SET EXERCISE:
Please copy each of the following entries word for word, leaving every line unchanged.

[Dataset entries]
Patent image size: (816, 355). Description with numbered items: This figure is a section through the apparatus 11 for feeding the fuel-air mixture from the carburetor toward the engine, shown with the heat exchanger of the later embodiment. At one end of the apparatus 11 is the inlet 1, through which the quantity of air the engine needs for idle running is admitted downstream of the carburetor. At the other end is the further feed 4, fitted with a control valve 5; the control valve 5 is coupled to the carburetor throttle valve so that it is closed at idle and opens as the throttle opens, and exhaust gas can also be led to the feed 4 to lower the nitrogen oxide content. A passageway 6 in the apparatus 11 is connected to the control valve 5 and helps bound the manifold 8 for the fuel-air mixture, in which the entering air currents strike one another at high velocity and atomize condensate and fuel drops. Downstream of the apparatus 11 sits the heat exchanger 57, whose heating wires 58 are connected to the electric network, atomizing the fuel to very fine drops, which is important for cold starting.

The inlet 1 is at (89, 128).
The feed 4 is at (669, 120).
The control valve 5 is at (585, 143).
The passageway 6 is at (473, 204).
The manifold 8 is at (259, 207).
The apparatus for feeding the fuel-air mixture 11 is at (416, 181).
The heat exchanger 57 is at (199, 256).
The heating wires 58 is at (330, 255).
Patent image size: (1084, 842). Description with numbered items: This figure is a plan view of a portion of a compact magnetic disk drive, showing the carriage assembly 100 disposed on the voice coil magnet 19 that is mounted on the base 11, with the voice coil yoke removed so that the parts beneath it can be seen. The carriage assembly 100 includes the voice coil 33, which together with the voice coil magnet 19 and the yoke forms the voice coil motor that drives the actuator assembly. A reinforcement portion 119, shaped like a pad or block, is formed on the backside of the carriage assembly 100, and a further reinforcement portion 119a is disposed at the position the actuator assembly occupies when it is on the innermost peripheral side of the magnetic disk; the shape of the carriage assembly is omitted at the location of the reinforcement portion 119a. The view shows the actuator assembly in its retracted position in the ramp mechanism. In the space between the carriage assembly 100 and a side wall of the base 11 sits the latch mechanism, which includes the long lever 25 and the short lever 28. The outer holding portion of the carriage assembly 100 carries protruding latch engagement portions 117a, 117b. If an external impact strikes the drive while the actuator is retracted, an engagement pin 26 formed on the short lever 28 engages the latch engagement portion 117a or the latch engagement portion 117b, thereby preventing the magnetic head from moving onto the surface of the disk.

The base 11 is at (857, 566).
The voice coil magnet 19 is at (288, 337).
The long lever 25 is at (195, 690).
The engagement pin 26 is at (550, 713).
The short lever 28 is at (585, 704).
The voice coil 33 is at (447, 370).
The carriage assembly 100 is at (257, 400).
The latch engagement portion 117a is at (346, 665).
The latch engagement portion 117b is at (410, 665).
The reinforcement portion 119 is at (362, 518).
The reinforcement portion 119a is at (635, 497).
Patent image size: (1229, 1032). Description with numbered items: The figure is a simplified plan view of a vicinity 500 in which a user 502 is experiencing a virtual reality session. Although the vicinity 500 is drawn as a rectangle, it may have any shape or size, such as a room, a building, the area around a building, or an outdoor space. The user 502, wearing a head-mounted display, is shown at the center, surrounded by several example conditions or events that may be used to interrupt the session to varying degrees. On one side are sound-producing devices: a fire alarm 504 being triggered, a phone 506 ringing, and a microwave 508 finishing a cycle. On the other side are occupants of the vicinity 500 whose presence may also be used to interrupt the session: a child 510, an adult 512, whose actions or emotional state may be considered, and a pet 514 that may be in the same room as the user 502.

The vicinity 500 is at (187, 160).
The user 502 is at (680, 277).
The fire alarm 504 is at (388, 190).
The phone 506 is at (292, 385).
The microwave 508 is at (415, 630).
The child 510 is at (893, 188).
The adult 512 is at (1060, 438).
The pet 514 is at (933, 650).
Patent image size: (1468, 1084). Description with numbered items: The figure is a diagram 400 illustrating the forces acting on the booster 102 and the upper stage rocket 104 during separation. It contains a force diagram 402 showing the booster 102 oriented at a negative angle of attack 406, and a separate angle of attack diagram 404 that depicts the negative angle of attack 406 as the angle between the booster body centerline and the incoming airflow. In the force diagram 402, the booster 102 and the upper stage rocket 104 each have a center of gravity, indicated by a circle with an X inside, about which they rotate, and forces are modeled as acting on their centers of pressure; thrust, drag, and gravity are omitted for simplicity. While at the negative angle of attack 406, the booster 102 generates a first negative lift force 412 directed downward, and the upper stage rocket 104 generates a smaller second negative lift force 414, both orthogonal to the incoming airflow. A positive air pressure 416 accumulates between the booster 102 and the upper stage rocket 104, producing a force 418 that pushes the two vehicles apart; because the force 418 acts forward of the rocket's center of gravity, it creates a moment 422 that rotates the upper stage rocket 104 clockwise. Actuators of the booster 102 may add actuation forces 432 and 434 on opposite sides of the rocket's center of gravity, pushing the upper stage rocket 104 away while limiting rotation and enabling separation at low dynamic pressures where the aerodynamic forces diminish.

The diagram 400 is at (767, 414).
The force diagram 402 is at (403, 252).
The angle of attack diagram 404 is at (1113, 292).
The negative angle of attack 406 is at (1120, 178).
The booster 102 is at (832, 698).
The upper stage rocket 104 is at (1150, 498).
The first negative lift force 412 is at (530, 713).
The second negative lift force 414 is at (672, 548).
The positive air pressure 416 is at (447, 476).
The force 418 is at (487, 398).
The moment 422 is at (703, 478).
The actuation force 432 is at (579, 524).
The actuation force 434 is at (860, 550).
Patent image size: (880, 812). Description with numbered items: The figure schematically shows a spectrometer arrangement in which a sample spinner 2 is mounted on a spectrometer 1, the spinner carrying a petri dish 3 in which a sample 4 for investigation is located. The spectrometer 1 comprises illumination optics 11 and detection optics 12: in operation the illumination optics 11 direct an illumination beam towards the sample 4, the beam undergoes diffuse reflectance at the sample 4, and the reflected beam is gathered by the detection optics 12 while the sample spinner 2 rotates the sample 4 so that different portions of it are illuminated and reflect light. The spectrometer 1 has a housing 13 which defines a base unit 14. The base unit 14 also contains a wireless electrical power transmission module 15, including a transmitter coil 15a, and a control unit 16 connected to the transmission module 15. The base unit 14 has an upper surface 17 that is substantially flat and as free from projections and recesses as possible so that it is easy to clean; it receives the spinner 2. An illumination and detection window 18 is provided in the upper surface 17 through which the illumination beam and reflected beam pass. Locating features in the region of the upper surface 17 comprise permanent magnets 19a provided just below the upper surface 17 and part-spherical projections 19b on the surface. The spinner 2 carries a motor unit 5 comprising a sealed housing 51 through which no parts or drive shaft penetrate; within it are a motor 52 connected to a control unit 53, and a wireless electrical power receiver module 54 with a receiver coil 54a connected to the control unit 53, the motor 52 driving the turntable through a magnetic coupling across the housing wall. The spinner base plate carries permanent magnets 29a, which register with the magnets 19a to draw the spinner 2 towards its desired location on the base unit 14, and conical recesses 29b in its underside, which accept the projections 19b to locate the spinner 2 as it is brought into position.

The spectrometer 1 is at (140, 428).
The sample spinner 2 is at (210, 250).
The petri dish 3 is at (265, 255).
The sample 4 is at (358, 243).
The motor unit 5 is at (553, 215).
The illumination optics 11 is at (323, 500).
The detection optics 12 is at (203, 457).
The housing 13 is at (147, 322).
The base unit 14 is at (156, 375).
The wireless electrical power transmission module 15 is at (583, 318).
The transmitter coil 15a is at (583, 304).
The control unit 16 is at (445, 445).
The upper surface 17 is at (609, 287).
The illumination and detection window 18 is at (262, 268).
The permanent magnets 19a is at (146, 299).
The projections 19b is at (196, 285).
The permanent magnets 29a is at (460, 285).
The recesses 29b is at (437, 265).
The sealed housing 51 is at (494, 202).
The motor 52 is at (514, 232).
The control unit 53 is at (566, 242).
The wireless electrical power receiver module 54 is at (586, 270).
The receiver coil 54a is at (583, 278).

WRITTEN RESPONSE:
Patent image size: (816, 355). Description with numbered items: This figure is a section through the apparatus 11 for feeding the fuel-air mixture from the carburetor toward the engine, shown with the heat exchanger of the later embodiment. At one end of the apparatus 11 is the inlet 1, through which the quantity of air the engine needs for idle running is admitted downstream of the carburetor. At the other end is the further feed 4, fitted with a control valve 5; the control valve 5 is coupled to the carburetor throttle valve so that it is closed at idle and opens as the throttle opens, and exhaust gas can also be led to the feed 4 to lower the nitrogen oxide content. A passageway 6 in the apparatus 11 is connected to the control valve 5 and helps bound the manifold 8 for the fuel-air mixture, in which the entering air currents strike one another at high velocity and atomize condensate and fuel drops. Downstream of the apparatus 11 sits the heat exchanger 57, whose heating wires 58 are connected to the electric network, atomizing the fuel to very fine drops, which is important for cold starting.

The inlet 1 is at (89, 128).
The feed 4 is at (669, 120).
The control valve 5 is at (585, 143).
The passageway 6 is at (473, 204).
The manifold 8 is at (259, 207).
The apparatus for feeding the fuel-air mixture 11 is at (416, 181).
The heat exchanger 57 is at (199, 256).
The heating wires 58 is at (330, 255).
Patent image size: (1084, 842). Description with numbered items: This figure is a plan view of a portion of a compact magnetic disk drive, showing the carriage assembly 100 disposed on the voice coil magnet 19 that is mounted on the base 11, with the voice coil yoke removed so that the parts beneath it can be seen. The carriage assembly 100 includes the voice coil 33, which together with the voice coil magnet 19 and the yoke forms the voice coil motor that drives the actuator assembly. A reinforcement portion 119, shaped like a pad or block, is formed on the backside of the carriage assembly 100, and a further reinforcement portion 119a is disposed at the position the actuator assembly occupies when it is on the innermost peripheral side of the magnetic disk; the shape of the carriage assembly is omitted at the location of the reinforcement portion 119a. The view shows the actuator assembly in its retracted position in the ramp mechanism. In the space between the carriage assembly 100 and a side wall of the base 11 sits the latch mechanism, which includes the long lever 25 and the short lever 28. The outer holding portion of the carriage assembly 100 carries protruding latch engagement portions 117a, 117b. If an external impact strikes the drive while the actuator is retracted, an engagement pin 26 formed on the short lever 28 engages the latch engagement portion 117a or the latch engagement portion 117b, thereby preventing the magnetic head from moving onto the surface of the disk.

The base 11 is at (857, 566).
The voice coil magnet 19 is at (288, 337).
The long lever 25 is at (195, 690).
The engagement pin 26 is at (550, 713).
The short lever 28 is at (585, 704).
The voice coil 33 is at (447, 370).
The carriage assembly 100 is at (257, 400).
The latch engagement portion 117a is at (346, 665).
The latch engagement portion 117b is at (410, 665).
The reinforcement portion 119 is at (362, 518).
The reinforcement portion 119a is at (635, 497).
Patent image size: (1229, 1032). Description with numbered items: The figure is a simplified plan view of a vicinity 500 in which a user 502 is experiencing a virtual reality session. Although the vicinity 500 is drawn as a rectangle, it may have any shape or size, such as a room, a building, the area around a building, or an outdoor space. The user 502, wearing a head-mounted display, is shown at the center, surrounded by several example conditions or events that may be used to interrupt the session to varying degrees. On one side are sound-producing devices: a fire alarm 504 being triggered, a phone 506 ringing, and a microwave 508 finishing a cycle. On the other side are occupants of the vicinity 500 whose presence may also be used to interrupt the session: a child 510, an adult 512, whose actions or emotional state may be considered, and a pet 514 that may be in the same room as the user 502.

The vicinity 500 is at (187, 160).
The user 502 is at (680, 277).
The fire alarm 504 is at (388, 190).
The phone 506 is at (292, 385).
The microwave 508 is at (415, 630).
The child 510 is at (893, 188).
The adult 512 is at (1060, 438).
The pet 514 is at (933, 650).
Patent image size: (1468, 1084). Description with numbered items: The figure is a diagram 400 illustrating the forces acting on the booster 102 and the upper stage rocket 104 during separation. It contains a force diagram 402 showing the booster 102 oriented at a negative angle of attack 406, and a separate angle of attack diagram 404 that depicts the negative angle of attack 406 as the angle between the booster body centerline and the incoming airflow. In the force diagram 402, the booster 102 and the upper stage rocket 104 each have a center of gravity, indicated by a circle with an X inside, about which they rotate, and forces are modeled as acting on their centers of pressure; thrust, drag, and gravity are omitted for simplicity. While at the negative angle of attack 406, the booster 102 generates a first negative lift force 412 directed downward, and the upper stage rocket 104 generates a smaller second negative lift force 414, both orthogonal to the incoming airflow. A positive air pressure 416 accumulates between the booster 102 and the upper stage rocket 104, producing a force 418 that pushes the two vehicles apart; because the force 418 acts forward of the rocket's center of gravity, it creates a moment 422 that rotates the upper stage rocket 104 clockwise. Actuators of the booster 102 may add actuation forces 432 and 434 on opposite sides of the rocket's center of gravity, pushing the upper stage rocket 104 away while limiting rotation and enabling separation at low dynamic pressures where the aerodynamic forces diminish.

The diagram 400 is at (767, 414).
The force diagram 402 is at (403, 252).
The angle of attack diagram 404 is at (1113, 292).
The negative angle of attack 406 is at (1120, 178).
The booster 102 is at (832, 698).
The upper stage rocket 104 is at (1150, 498).
The first negative lift force 412 is at (530, 713).
The second negative lift force 414 is at (672, 548).
The positive air pressure 416 is at (447, 476).
The force 418 is at (487, 398).
The moment 422 is at (703, 478).
The actuation force 432 is at (579, 524).
The actuation force 434 is at (860, 550).
Patent image size: (880, 812). Description with numbered items: The figure schematically shows a spectrometer arrangement in which a sample spinner 2 is mounted on a spectrometer 1, the spinner carrying a petri dish 3 in which a sample 4 for investigation is located. The spectrometer 1 comprises illumination optics 11 and detection optics 12: in operation the illumination optics 11 direct an illumination beam towards the sample 4, the beam undergoes diffuse reflectance at the sample 4, and the reflected beam is gathered by the detection optics 12 while the sample spinner 2 rotates the sample 4 so that different portions of it are illuminated and reflect light. The spectrometer 1 has a housing 13 which defines a base unit 14. The base unit 14 also contains a wireless electrical power transmission module 15, including a transmitter coil 15a, and a control unit 16 connected to the transmission module 15. The base unit 14 has an upper surface 17 that is substantially flat and as free from projections and recesses as possible so that it is easy to clean; it receives the spinner 2. An illumination and detection window 18 is provided in the upper surface 17 through which the illumination beam and reflected beam pass. Locating features in the region of the upper surface 17 comprise permanent magnets 19a provided just below the upper surface 17 and part-spherical projections 19b on the surface. The spinner 2 carries a motor unit 5 comprising a sealed housing 51 through which no parts or drive shaft penetrate; within it are a motor 52 connected to a control unit 53, and a wireless electrical power receiver module 54 with a receiver coil 54a connected to the control unit 53, the motor 52 driving the turntable through a magnetic coupling across the housing wall. The spinner base plate carries permanent magnets 29a, which register with the magnets 19a to draw the spinner 2 towards its desired location on the base unit 14, and conical recesses 29b in its underside, which accept the projections 19b to locate the spinner 2 as it is brought into position.

The spectrometer 1 is at (140, 428).
The sample spinner 2 is at (210, 250).
The petri dish 3 is at (265, 255).
The sample 4 is at (358, 243).
The motor unit 5 is at (553, 215).
The illumination optics 11 is at (323, 500).
The detection optics 12 is at (203, 457).
The housing 13 is at (147, 322).
The base unit 14 is at (156, 375).
The wireless electrical power transmission module 15 is at (583, 318).
The transmitter coil 15a is at (583, 304).
The control unit 16 is at (445, 445).
The upper surface 17 is at (609, 287).
The illumination and detection window 18 is at (262, 268).
The permanent magnets 19a is at (146, 299).
The projections 19b is at (196, 285).
The permanent magnets 29a is at (460, 285).
The recesses 29b is at (437, 265).
The sealed housing 51 is at (494, 202).
The motor 52 is at (514, 232).
The control unit 53 is at (566, 242).
The wireless electrical power receiver module 54 is at (586, 270).
The receiver coil 54a is at (583, 278).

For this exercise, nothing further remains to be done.